- Prompt
Each entry below is to be printed verbatim.

-- -- --

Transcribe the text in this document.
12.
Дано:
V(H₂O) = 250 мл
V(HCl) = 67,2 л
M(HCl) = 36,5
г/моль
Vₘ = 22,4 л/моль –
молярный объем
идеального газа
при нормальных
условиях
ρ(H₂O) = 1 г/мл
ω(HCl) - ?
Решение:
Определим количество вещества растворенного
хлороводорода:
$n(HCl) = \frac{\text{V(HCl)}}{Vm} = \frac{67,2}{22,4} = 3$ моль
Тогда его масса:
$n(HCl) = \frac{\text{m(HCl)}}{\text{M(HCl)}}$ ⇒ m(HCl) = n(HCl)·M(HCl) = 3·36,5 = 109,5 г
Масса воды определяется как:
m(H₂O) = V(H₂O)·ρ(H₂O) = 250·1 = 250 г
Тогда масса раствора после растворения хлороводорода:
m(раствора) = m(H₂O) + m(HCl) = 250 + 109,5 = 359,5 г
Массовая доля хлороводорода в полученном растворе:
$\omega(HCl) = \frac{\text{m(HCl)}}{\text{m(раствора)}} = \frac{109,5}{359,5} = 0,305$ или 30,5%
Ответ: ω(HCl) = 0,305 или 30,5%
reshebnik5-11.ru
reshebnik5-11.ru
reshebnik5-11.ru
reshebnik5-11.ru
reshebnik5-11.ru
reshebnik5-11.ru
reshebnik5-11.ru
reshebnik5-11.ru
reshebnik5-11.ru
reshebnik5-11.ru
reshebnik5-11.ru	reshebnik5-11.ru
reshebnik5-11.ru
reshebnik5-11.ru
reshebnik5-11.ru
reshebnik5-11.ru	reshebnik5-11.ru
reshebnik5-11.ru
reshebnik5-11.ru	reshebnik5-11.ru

-- -- --

- Exercise solution
Transcribe the text in this document.
12.
Дано:
V(H₂O) = 250 мл
V(HCl) = 67,2 л
M(HCl) = 36,5
г/моль
Vₘ = 22,4 л/моль –
молярный объем
идеального газа
при нормальных
условиях
ρ(H₂O) = 1 г/мл
ω(HCl) - ?
Решение:
Определим количество вещества растворенного
хлороводорода:
$n(HCl) = \frac{\text{V(HCl)}}{Vm} = \frac{67,2}{22,4} = 3$ моль
Тогда его масса:
$n(HCl) = \frac{\text{m(HCl)}}{\text{M(HCl)}}$ ⇒ m(HCl) = n(HCl)·M(HCl) = 3·36,5 = 109,5 г
Масса воды определяется как:
m(H₂O) = V(H₂O)·ρ(H₂O) = 250·1 = 250 г
Тогда масса раствора после растворения хлороводорода:
m(раствора) = m(H₂O) + m(HCl) = 250 + 109,5 = 359,5 г
Массовая доля хлороводорода в полученном растворе:
$\omega(HCl) = \frac{\text{m(HCl)}}{\text{m(раствора)}} = \frac{109,5}{359,5} = 0,305$ или 30,5%
Ответ: ω(HCl) = 0,305 или 30,5%
reshebnik5-11.ru
reshebnik5-11.ru
reshebnik5-11.ru
reshebnik5-11.ru
reshebnik5-11.ru
reshebnik5-11.ru
reshebnik5-11.ru
reshebnik5-11.ru
reshebnik5-11.ru
reshebnik5-11.ru
reshebnik5-11.ru	reshebnik5-11.ru
reshebnik5-11.ru
reshebnik5-11.ru
reshebnik5-11.ru
reshebnik5-11.ru	reshebnik5-11.ru
reshebnik5-11.ru
reshebnik5-11.ru	reshebnik5-11.ru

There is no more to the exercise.